Exercise:
Find each line holding "date" and copy it out.

Rows:
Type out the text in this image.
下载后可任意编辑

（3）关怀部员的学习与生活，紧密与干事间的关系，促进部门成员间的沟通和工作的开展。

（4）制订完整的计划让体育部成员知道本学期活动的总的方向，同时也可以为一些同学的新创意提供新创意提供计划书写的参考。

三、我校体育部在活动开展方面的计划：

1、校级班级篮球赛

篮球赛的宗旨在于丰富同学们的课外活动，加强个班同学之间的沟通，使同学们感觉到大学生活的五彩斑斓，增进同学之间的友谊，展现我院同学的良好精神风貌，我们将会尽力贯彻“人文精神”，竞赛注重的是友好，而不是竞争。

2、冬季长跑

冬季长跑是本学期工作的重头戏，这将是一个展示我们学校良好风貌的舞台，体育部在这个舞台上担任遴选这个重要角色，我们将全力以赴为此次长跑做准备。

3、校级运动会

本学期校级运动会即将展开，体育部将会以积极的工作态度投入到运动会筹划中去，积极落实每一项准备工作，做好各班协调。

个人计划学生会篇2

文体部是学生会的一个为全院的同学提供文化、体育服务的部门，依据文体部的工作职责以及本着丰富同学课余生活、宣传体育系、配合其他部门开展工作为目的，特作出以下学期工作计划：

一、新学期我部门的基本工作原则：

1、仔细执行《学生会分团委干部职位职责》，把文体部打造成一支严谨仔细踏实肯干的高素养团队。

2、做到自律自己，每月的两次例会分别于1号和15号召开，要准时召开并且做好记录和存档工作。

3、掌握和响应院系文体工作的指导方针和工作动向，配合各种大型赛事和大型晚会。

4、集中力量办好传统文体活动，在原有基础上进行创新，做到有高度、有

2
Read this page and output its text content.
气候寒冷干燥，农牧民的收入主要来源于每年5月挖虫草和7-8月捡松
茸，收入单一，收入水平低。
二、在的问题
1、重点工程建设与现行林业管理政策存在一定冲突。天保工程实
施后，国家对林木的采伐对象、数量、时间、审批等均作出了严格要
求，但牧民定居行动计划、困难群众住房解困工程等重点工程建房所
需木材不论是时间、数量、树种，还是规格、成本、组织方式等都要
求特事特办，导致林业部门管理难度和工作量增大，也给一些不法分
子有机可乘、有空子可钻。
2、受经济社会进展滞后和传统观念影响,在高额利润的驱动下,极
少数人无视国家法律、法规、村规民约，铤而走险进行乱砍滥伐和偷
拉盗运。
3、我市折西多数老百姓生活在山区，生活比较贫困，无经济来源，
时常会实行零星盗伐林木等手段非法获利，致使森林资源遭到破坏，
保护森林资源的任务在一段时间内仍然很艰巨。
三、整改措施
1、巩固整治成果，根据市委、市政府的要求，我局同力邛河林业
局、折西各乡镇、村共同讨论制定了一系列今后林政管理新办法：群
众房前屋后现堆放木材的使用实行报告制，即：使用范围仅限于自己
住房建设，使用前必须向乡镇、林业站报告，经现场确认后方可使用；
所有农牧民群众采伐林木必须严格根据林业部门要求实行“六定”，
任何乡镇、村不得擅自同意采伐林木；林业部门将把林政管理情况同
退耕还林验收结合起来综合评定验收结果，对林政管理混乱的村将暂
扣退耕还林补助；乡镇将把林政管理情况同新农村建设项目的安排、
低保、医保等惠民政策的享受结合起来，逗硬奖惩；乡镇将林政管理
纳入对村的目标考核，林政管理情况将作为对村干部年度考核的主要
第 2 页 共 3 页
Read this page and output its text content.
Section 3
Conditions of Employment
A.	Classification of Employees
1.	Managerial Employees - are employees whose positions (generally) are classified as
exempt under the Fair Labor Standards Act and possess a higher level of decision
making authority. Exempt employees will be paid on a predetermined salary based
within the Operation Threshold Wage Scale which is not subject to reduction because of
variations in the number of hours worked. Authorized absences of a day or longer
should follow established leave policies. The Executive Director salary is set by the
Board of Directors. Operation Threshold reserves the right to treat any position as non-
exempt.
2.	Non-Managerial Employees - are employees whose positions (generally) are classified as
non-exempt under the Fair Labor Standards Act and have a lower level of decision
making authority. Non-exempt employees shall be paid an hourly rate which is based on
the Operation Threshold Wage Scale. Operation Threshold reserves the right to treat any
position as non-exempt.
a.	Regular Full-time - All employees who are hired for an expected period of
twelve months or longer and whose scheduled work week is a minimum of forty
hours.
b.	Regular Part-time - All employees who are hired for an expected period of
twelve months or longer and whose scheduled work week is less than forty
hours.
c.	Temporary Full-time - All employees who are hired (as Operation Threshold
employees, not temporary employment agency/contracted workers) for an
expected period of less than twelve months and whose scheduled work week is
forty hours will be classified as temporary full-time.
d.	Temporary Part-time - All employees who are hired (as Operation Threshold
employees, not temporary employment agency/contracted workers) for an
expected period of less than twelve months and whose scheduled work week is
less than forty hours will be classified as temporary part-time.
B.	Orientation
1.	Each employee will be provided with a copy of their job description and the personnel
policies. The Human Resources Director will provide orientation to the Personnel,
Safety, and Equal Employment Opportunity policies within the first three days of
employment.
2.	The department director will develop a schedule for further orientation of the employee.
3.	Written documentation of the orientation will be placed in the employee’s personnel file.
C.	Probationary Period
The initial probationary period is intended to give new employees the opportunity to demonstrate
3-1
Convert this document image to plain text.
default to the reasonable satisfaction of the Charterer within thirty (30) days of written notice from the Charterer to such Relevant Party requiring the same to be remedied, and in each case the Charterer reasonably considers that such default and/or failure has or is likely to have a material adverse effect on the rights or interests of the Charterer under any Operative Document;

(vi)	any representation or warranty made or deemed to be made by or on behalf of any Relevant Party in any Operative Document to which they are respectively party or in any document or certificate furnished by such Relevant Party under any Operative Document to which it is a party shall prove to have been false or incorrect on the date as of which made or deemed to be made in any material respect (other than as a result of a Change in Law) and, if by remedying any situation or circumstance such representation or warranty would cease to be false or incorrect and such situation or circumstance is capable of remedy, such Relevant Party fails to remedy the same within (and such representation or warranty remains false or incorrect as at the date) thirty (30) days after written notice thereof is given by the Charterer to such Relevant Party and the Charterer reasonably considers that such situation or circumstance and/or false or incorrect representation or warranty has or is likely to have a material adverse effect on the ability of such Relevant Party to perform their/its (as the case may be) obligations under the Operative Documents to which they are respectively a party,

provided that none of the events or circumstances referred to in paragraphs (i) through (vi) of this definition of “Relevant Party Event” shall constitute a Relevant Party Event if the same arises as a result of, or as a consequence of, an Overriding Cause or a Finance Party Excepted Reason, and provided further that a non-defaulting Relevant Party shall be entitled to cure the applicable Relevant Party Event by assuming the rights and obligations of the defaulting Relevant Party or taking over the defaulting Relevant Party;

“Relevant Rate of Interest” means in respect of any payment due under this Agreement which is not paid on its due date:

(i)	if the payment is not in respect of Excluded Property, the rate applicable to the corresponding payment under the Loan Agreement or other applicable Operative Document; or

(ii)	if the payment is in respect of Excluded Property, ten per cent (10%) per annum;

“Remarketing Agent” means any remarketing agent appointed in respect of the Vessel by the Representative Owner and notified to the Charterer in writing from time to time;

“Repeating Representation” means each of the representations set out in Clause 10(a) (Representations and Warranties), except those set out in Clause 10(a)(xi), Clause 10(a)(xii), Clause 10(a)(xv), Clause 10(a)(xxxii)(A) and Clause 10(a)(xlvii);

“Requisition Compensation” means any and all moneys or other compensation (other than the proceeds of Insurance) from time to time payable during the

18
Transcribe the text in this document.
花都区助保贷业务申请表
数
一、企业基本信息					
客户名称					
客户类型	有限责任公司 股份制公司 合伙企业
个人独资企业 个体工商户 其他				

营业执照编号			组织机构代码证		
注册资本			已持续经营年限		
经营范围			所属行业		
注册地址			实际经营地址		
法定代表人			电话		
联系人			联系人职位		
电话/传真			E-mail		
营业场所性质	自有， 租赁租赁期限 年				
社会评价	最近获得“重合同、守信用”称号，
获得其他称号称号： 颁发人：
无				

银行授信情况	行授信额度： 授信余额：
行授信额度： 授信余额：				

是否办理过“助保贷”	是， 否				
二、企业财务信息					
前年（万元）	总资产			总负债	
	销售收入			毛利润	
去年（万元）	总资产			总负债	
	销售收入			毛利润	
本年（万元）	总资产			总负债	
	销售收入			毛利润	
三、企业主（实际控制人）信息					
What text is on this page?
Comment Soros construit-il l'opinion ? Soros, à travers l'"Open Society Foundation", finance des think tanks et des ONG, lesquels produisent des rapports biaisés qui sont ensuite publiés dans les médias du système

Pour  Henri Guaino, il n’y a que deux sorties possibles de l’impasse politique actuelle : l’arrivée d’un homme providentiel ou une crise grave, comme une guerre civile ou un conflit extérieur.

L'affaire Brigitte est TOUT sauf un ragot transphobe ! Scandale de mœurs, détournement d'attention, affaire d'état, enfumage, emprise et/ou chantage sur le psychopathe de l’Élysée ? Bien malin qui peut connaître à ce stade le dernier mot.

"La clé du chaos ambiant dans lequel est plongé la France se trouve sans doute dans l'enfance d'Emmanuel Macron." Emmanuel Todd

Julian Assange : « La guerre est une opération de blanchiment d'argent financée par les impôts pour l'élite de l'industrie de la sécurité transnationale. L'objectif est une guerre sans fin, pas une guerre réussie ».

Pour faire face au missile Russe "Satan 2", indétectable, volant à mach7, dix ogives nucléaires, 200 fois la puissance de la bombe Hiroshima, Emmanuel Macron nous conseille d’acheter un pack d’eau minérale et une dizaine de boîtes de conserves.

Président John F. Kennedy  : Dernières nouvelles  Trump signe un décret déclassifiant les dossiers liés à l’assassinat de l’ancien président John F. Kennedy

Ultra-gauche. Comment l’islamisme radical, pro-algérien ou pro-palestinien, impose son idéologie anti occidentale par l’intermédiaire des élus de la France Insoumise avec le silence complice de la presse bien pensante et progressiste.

Result of this exercise:
(vi)	any representation or warranty made or deemed to be made by or on behalf of any Relevant Party in any Operative Document to which they are respectively party or in any document or certificate furnished by such Relevant Party under any Operative Document to which it is a party shall prove to have been false or incorrect on the date as of which made or deemed to be made in any material respect (other than as a result of a Change in Law) and, if by remedying any situation or circumstance such representation or warranty would cease to be false or incorrect and such situation or circumstance is capable of remedy, such Relevant Party fails to remedy the same within (and such representation or warranty remains false or incorrect as at the date) thirty (30) days after written notice thereof is given by the Charterer to such Relevant Party and the Charterer reasonably considers that such situation or circumstance and/or false or incorrect representation or warranty has or is likely to have a material adverse effect on the ability of such Relevant Party to perform their/its (as the case may be) obligations under the Operative Documents to which they are respectively a party,
“Relevant Rate of Interest” means in respect of any payment due under this Agreement which is not paid on its due date:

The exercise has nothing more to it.